| Stated task |
Copy every line that holds "nécessaire".

(Entries from a dataset)
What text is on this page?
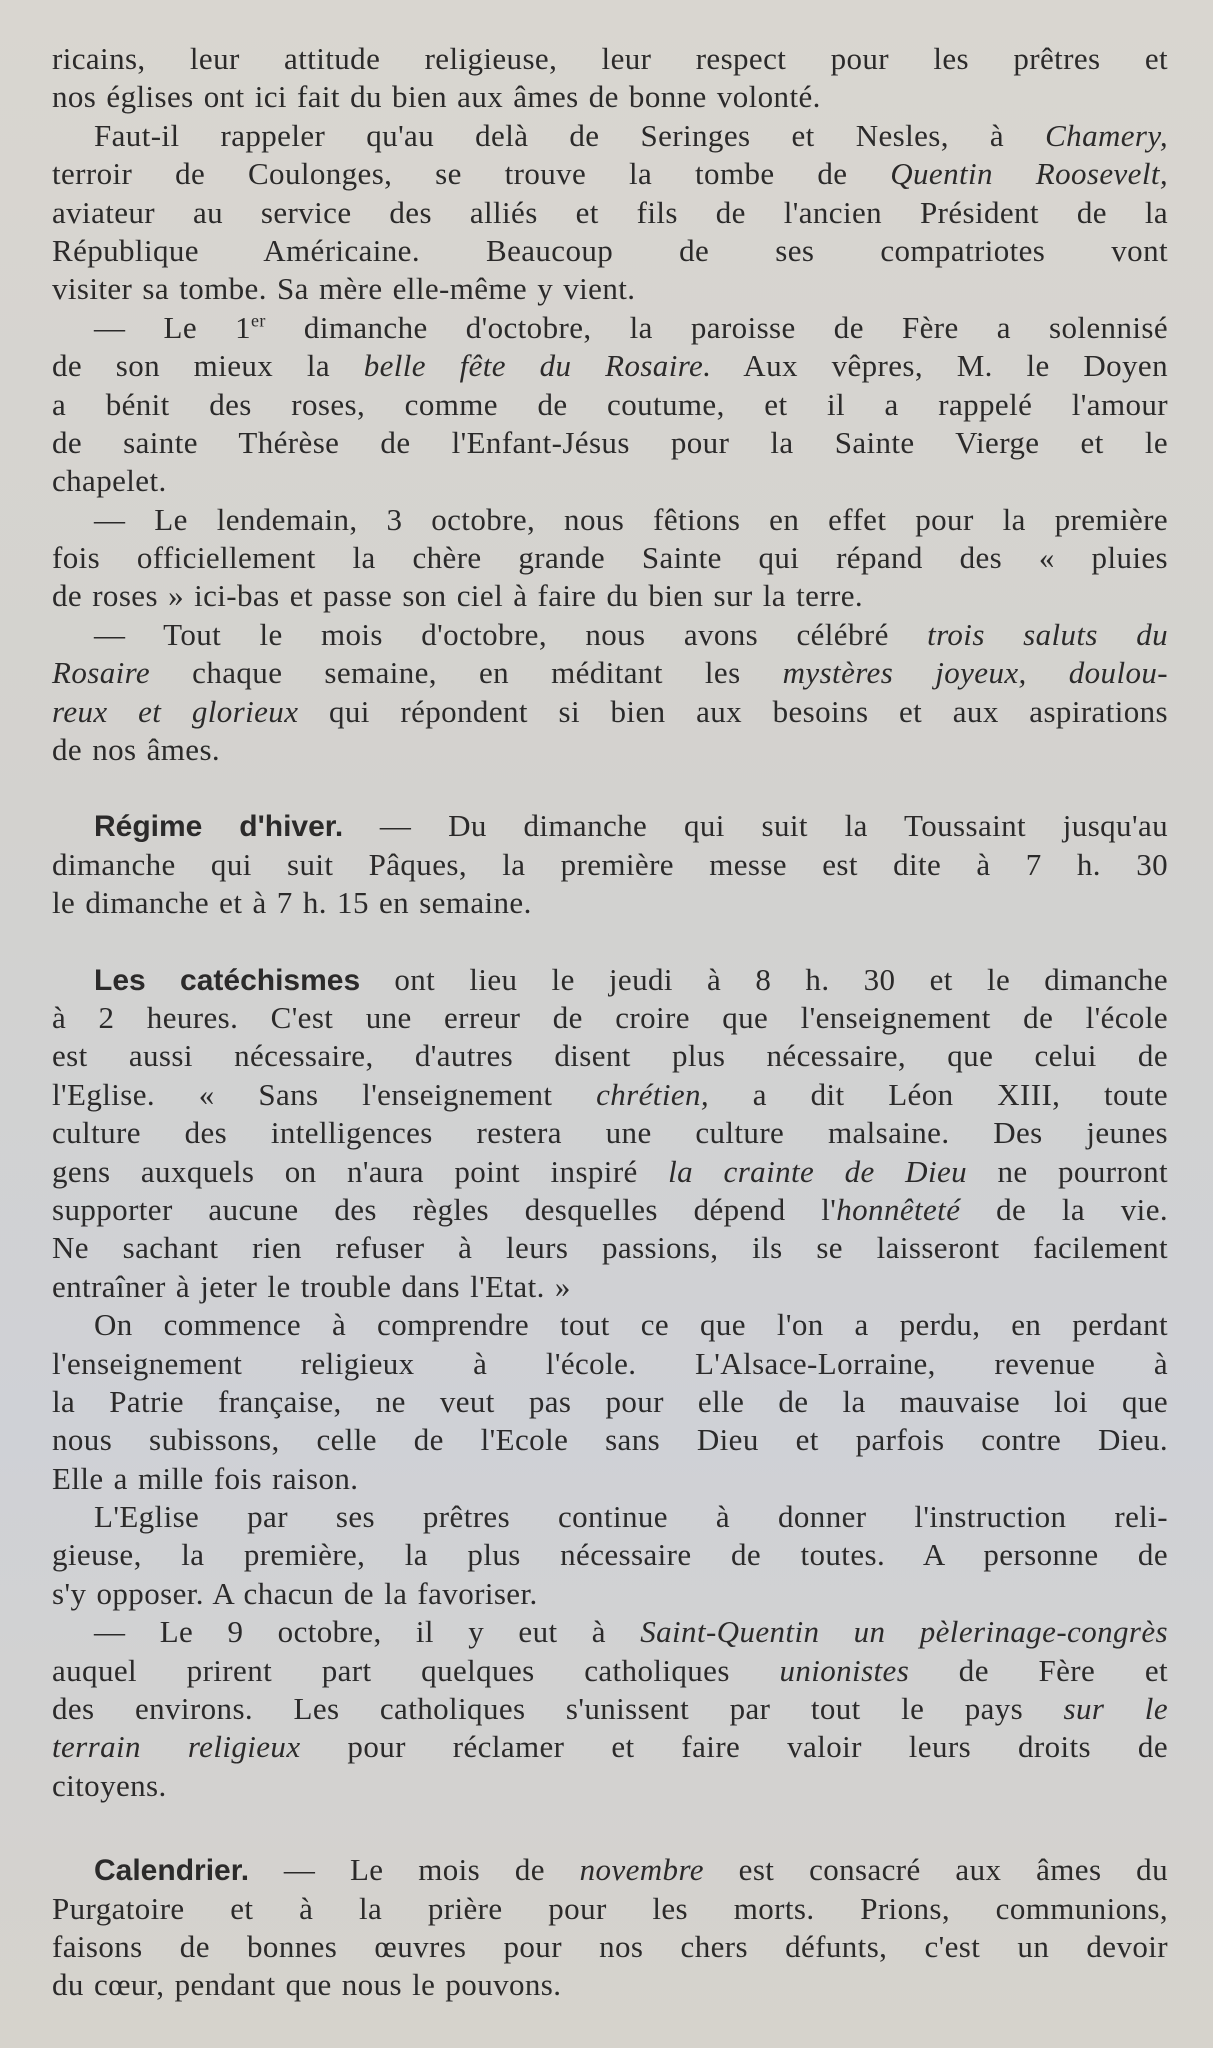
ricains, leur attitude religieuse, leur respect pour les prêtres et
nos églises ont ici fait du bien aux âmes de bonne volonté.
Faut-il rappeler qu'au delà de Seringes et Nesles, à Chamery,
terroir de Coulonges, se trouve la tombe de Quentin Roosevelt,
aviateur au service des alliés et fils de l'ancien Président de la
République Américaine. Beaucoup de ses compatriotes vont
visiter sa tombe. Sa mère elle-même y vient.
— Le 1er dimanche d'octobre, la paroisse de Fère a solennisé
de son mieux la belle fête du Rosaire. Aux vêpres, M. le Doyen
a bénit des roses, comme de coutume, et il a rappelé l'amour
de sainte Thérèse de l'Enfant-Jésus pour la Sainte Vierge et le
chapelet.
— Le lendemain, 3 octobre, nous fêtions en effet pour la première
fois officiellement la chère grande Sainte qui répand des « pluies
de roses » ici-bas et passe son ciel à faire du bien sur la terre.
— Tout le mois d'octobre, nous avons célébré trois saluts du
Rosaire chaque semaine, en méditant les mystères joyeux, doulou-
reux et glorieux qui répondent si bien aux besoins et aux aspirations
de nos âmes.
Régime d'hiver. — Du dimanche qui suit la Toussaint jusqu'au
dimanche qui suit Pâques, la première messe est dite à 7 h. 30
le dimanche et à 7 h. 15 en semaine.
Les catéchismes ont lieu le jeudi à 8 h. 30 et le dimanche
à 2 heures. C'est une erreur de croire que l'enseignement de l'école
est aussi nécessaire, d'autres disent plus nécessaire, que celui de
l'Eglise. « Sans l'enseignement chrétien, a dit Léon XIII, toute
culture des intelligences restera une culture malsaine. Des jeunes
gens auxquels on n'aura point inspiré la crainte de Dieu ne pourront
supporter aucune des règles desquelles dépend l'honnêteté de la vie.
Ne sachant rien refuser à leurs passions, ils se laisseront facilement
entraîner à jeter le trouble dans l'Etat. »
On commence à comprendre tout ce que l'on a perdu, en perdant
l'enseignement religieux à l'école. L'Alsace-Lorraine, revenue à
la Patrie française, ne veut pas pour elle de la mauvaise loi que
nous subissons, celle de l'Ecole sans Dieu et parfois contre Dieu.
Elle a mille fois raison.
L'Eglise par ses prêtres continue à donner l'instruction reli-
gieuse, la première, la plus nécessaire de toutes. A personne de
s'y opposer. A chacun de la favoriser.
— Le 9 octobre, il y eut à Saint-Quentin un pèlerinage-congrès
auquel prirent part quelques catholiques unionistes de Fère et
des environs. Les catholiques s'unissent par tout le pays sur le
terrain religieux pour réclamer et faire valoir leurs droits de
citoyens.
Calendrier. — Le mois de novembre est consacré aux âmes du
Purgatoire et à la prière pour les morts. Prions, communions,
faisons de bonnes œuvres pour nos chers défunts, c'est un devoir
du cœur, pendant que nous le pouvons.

| Correct response |
est aussi nécessaire, d'autres disent plus nécessaire, que celui de
gieuse, la première, la plus nécessaire de toutes. A personne de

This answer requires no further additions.